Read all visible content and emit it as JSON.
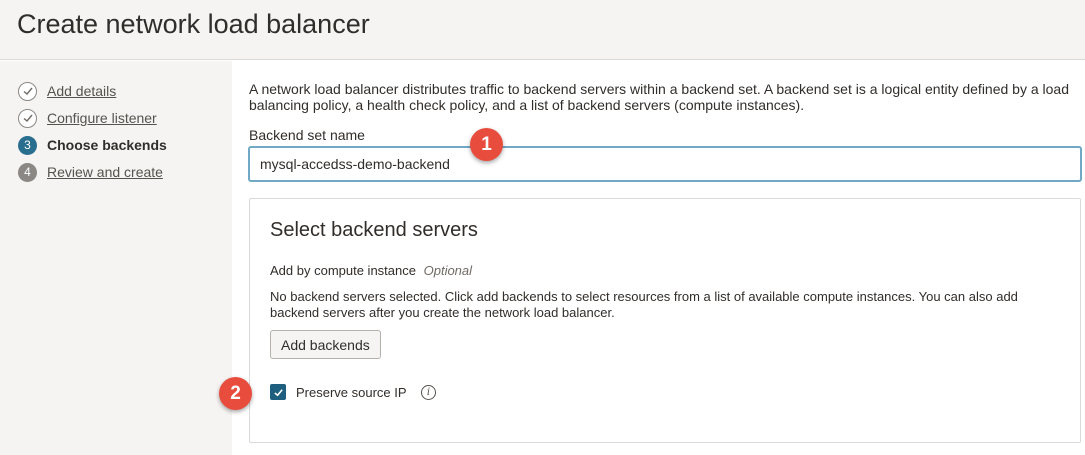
{
  "page": {
    "title": "Create network load balancer"
  },
  "steps": [
    {
      "marker": "",
      "label": "Add details",
      "state": "done"
    },
    {
      "marker": "",
      "label": "Configure listener",
      "state": "done"
    },
    {
      "marker": "3",
      "label": "Choose backends",
      "state": "current"
    },
    {
      "marker": "4",
      "label": "Review and create",
      "state": "future"
    }
  ],
  "main": {
    "intro": "A network load balancer distributes traffic to backend servers within a backend set. A backend set is a logical entity defined by a load balancing policy, a health check policy, and a list of backend servers (compute instances).",
    "backend_set": {
      "label": "Backend set name",
      "value": "mysql-accedss-demo-backend"
    },
    "servers_card": {
      "title": "Select backend servers",
      "add_label": "Add by compute instance",
      "optional": "Optional",
      "helper": "No backend servers selected. Click add backends to select resources from a list of available compute instances. You can also add backend servers after you create the network load balancer.",
      "add_button": "Add backends",
      "preserve_label": "Preserve source IP",
      "preserve_checked": true,
      "info": "i"
    }
  },
  "callouts": [
    "1",
    "2"
  ],
  "colors": {
    "callout": "#e84c3d",
    "accent": "#2a6e8f",
    "checkbox": "#1e5e7e"
  }
}
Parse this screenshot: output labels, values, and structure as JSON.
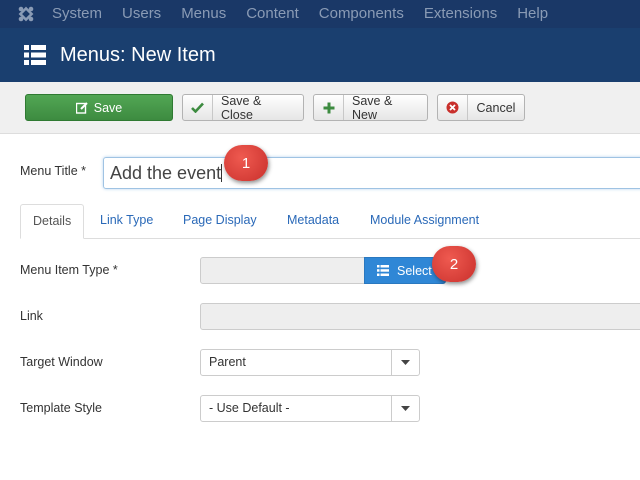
{
  "topnav": {
    "logo_icon": "joomla-logo-icon",
    "items": [
      "System",
      "Users",
      "Menus",
      "Content",
      "Components",
      "Extensions",
      "Help"
    ]
  },
  "header": {
    "icon": "list-icon",
    "title": "Menus: New Item"
  },
  "toolbar": {
    "save_label": "Save",
    "save_close_label": "Save & Close",
    "save_new_label": "Save & New",
    "cancel_label": "Cancel"
  },
  "form": {
    "title_label": "Menu Title *",
    "title_value": "Add the event",
    "tabs": [
      "Details",
      "Link Type",
      "Page Display",
      "Metadata",
      "Module Assignment"
    ],
    "menu_item_type_label": "Menu Item Type *",
    "select_label": "Select",
    "link_label": "Link",
    "target_window_label": "Target Window",
    "target_window_value": "Parent",
    "template_style_label": "Template Style",
    "template_style_value": "- Use Default -"
  },
  "callouts": [
    "1",
    "2"
  ],
  "colors": {
    "topnav": "#1a3867",
    "header": "#1a3f6f",
    "save": "#46a046",
    "select": "#2f87d6",
    "callout": "#d9433c"
  }
}
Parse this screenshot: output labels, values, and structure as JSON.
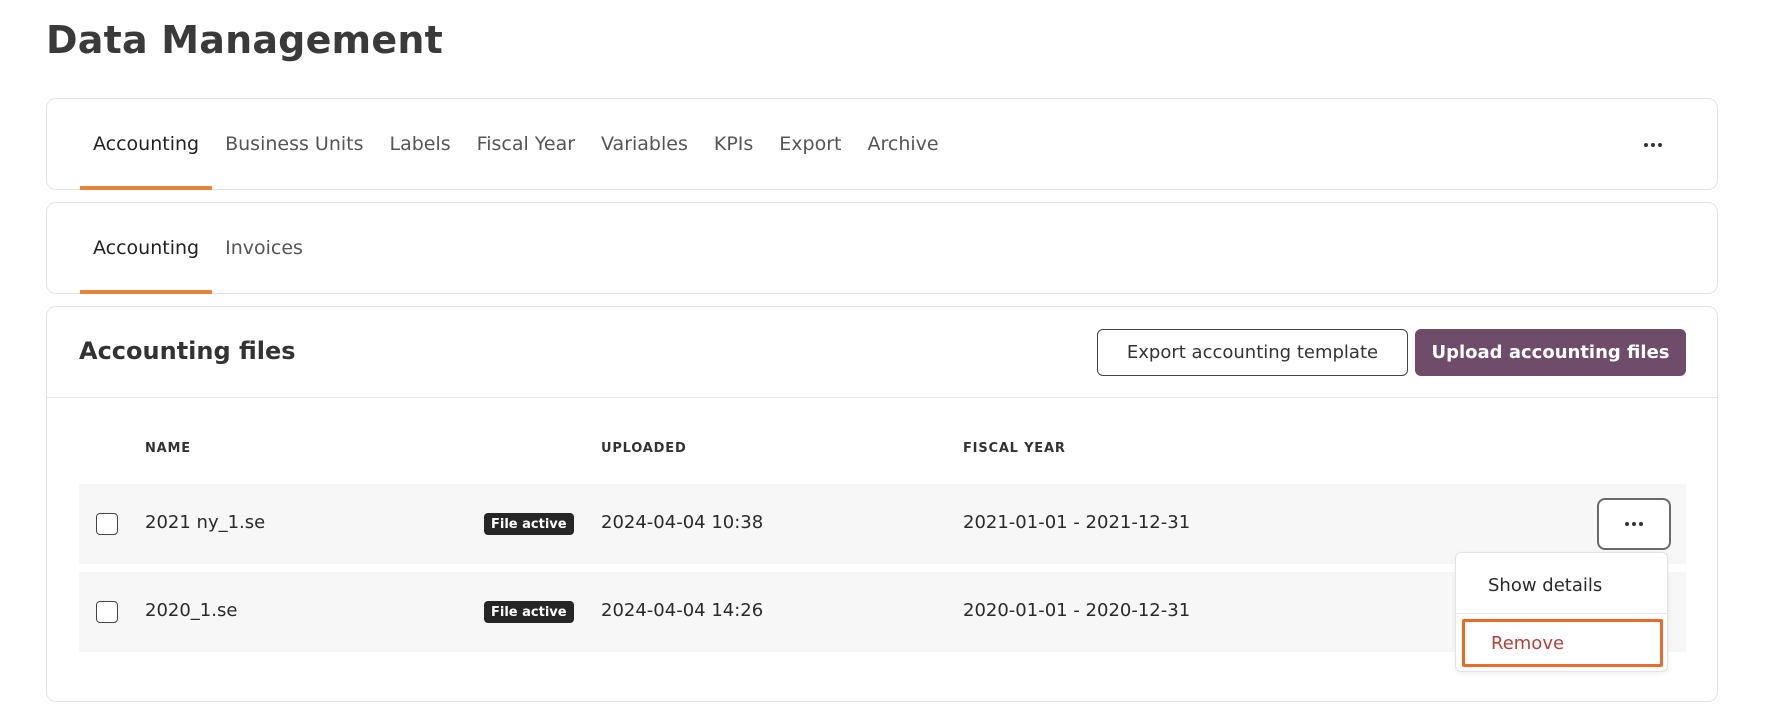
{
  "page": {
    "title": "Data Management"
  },
  "main_tabs": [
    {
      "label": "Accounting",
      "active": true
    },
    {
      "label": "Business Units",
      "active": false
    },
    {
      "label": "Labels",
      "active": false
    },
    {
      "label": "Fiscal Year",
      "active": false
    },
    {
      "label": "Variables",
      "active": false
    },
    {
      "label": "KPIs",
      "active": false
    },
    {
      "label": "Export",
      "active": false
    },
    {
      "label": "Archive",
      "active": false
    }
  ],
  "sub_tabs": [
    {
      "label": "Accounting",
      "active": true
    },
    {
      "label": "Invoices",
      "active": false
    }
  ],
  "files": {
    "title": "Accounting files",
    "export_button": "Export accounting template",
    "upload_button": "Upload accounting files",
    "columns": {
      "name": "NAME",
      "uploaded": "UPLOADED",
      "fiscal_year": "FISCAL YEAR"
    },
    "rows": [
      {
        "name": "2021 ny_1.se",
        "status": "File active",
        "uploaded": "2024-04-04 10:38",
        "fiscal_year": "2021-01-01 - 2021-12-31"
      },
      {
        "name": "2020_1.se",
        "status": "File active",
        "uploaded": "2024-04-04 14:26",
        "fiscal_year": "2020-01-01 - 2020-12-31"
      }
    ]
  },
  "row_menu": {
    "show_details": "Show details",
    "remove": "Remove"
  },
  "colors": {
    "accent": "#e8823f",
    "primary": "#6f4c6a",
    "danger": "#b0413e",
    "highlight": "#ea6a2a"
  },
  "icons": {
    "more": "more-horizontal-icon"
  }
}
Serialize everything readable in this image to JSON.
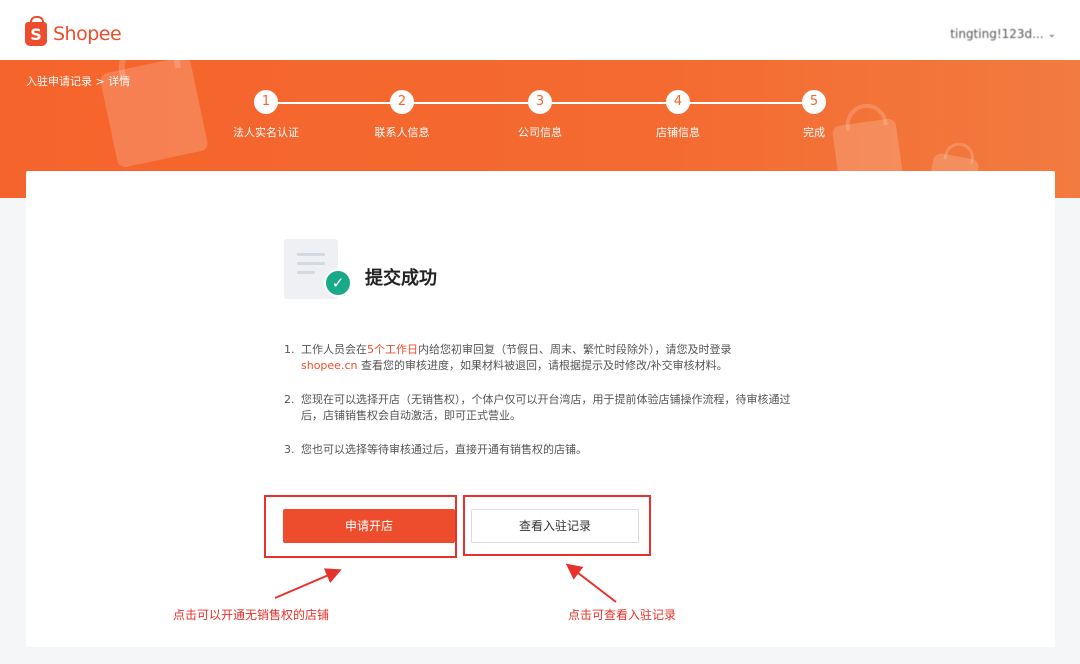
{
  "header": {
    "logo_text": "Shopee",
    "logo_mark": "S",
    "username": "tingting!123d...",
    "dropdown_icon": "chevron-down-icon"
  },
  "banner": {
    "breadcrumb": "入驻申请记录 > 详情",
    "steps": [
      {
        "num": "1",
        "label": "法人实名认证"
      },
      {
        "num": "2",
        "label": "联系人信息"
      },
      {
        "num": "3",
        "label": "公司信息"
      },
      {
        "num": "4",
        "label": "店铺信息"
      },
      {
        "num": "5",
        "label": "完成"
      }
    ]
  },
  "main": {
    "status_icon": "document-check-icon",
    "title": "提交成功",
    "notes": [
      {
        "num": "1.",
        "before": "工作人员会在",
        "highlight": "5个工作日",
        "after": "内给您初审回复（节假日、周末、繁忙时段除外），请您及时登录",
        "link": "shopee.cn",
        "after_link": " 查看您的审核进度，如果材料被退回，请根据提示及时修改/补交审核材料。"
      },
      {
        "num": "2.",
        "text": "您现在可以选择开店（无销售权），个体户仅可以开台湾店，用于提前体验店铺操作流程，待审核通过后，店铺销售权会自动激活，即可正式营业。"
      },
      {
        "num": "3.",
        "text": "您也可以选择等待审核通过后，直接开通有销售权的店铺。"
      }
    ],
    "primary_button": "申请开店",
    "secondary_button": "查看入驻记录"
  },
  "annotations": {
    "left": "点击可以开通无销售权的店铺",
    "right": "点击可查看入驻记录",
    "color": "#e8312a"
  },
  "colors": {
    "brand": "#ee4d2d",
    "banner": "#f5642c",
    "success": "#1aa988"
  }
}
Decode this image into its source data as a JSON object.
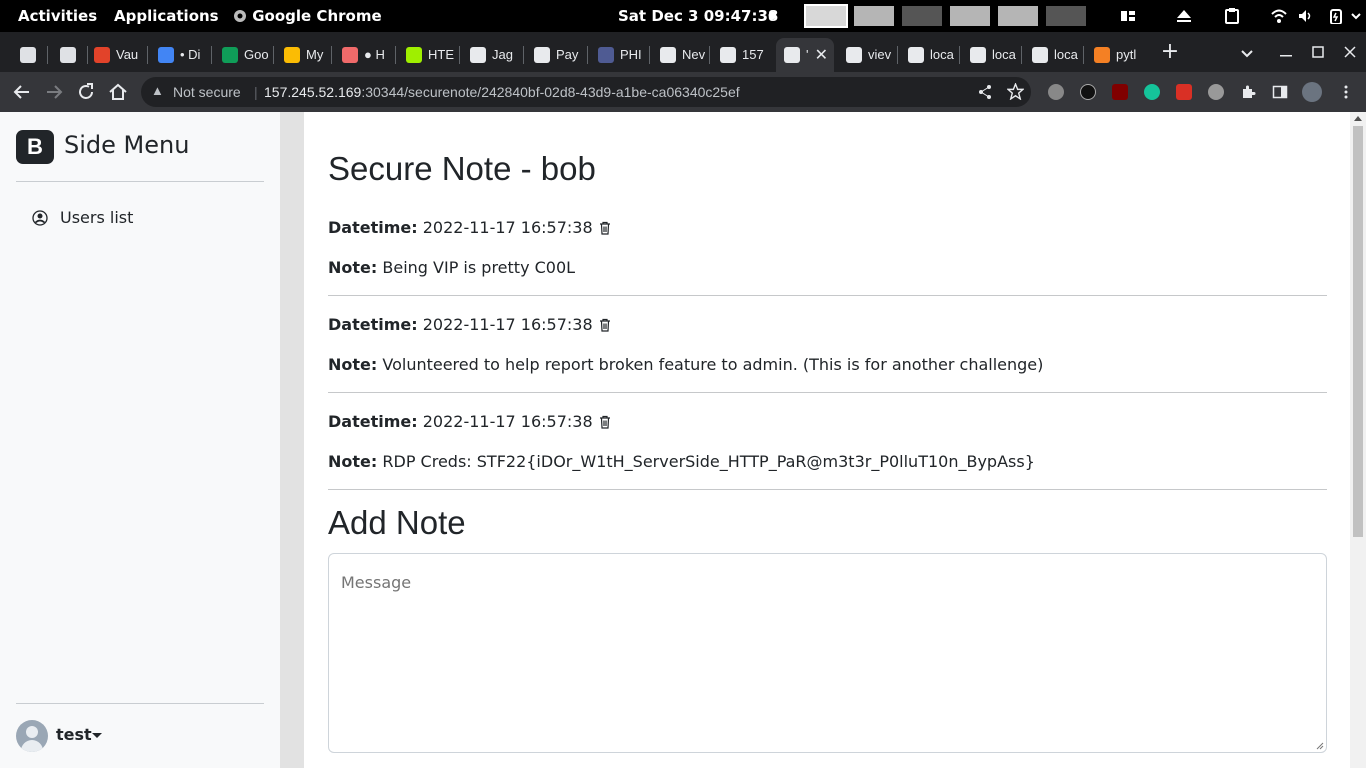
{
  "topbar": {
    "activities": "Activities",
    "applications": "Applications",
    "app_name": "Google Chrome",
    "clock": "Sat Dec 3  09:47:38"
  },
  "tabs": [
    {
      "label": "",
      "color": "#dfe1e5"
    },
    {
      "label": "",
      "color": "#dfe1e5"
    },
    {
      "label": "Vau",
      "color": "#e2432a"
    },
    {
      "label": "• Di",
      "color": "#4285f4"
    },
    {
      "label": "Goo",
      "color": "#0f9d58"
    },
    {
      "label": "My",
      "color": "#fbbc04"
    },
    {
      "label": "● H",
      "color": "#f06a6a"
    },
    {
      "label": "HTE",
      "color": "#9fef00"
    },
    {
      "label": "Jag",
      "color": "#e8eaed"
    },
    {
      "label": "Pay",
      "color": "#e8eaed"
    },
    {
      "label": "PHI",
      "color": "#4f5b93"
    },
    {
      "label": "Nev",
      "color": "#e8eaed"
    },
    {
      "label": "157",
      "color": "#e8eaed"
    },
    {
      "label": "'",
      "color": "#e8eaed"
    },
    {
      "label": "viev",
      "color": "#e8eaed"
    },
    {
      "label": "loca",
      "color": "#e8eaed"
    },
    {
      "label": "loca",
      "color": "#e8eaed"
    },
    {
      "label": "loca",
      "color": "#e8eaed"
    },
    {
      "label": "pytl",
      "color": "#f48024"
    }
  ],
  "toolbar": {
    "security_label": "Not secure",
    "url_host": "157.245.52.169",
    "url_path": ":30344/securenote/242840bf-02d8-43d9-a1be-ca06340c25ef"
  },
  "sidebar": {
    "brand_letter": "B",
    "brand_title": "Side Menu",
    "items": [
      {
        "label": "Users list"
      }
    ],
    "username": "test"
  },
  "main": {
    "title": "Secure Note - bob",
    "datetime_label": "Datetime:",
    "note_label": "Note:",
    "notes": [
      {
        "datetime": "2022-11-17 16:57:38",
        "note": "Being VIP is pretty C00L"
      },
      {
        "datetime": "2022-11-17 16:57:38",
        "note": "Volunteered to help report broken feature to admin. (This is for another challenge)"
      },
      {
        "datetime": "2022-11-17 16:57:38",
        "note": "RDP Creds: STF22{iDOr_W1tH_ServerSide_HTTP_PaR@m3t3r_P0lluT10n_BypAss}"
      }
    ],
    "add_title": "Add Note",
    "message_placeholder": "Message"
  }
}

········

Give the count of lines in the records that contain "Type", and no other text.

2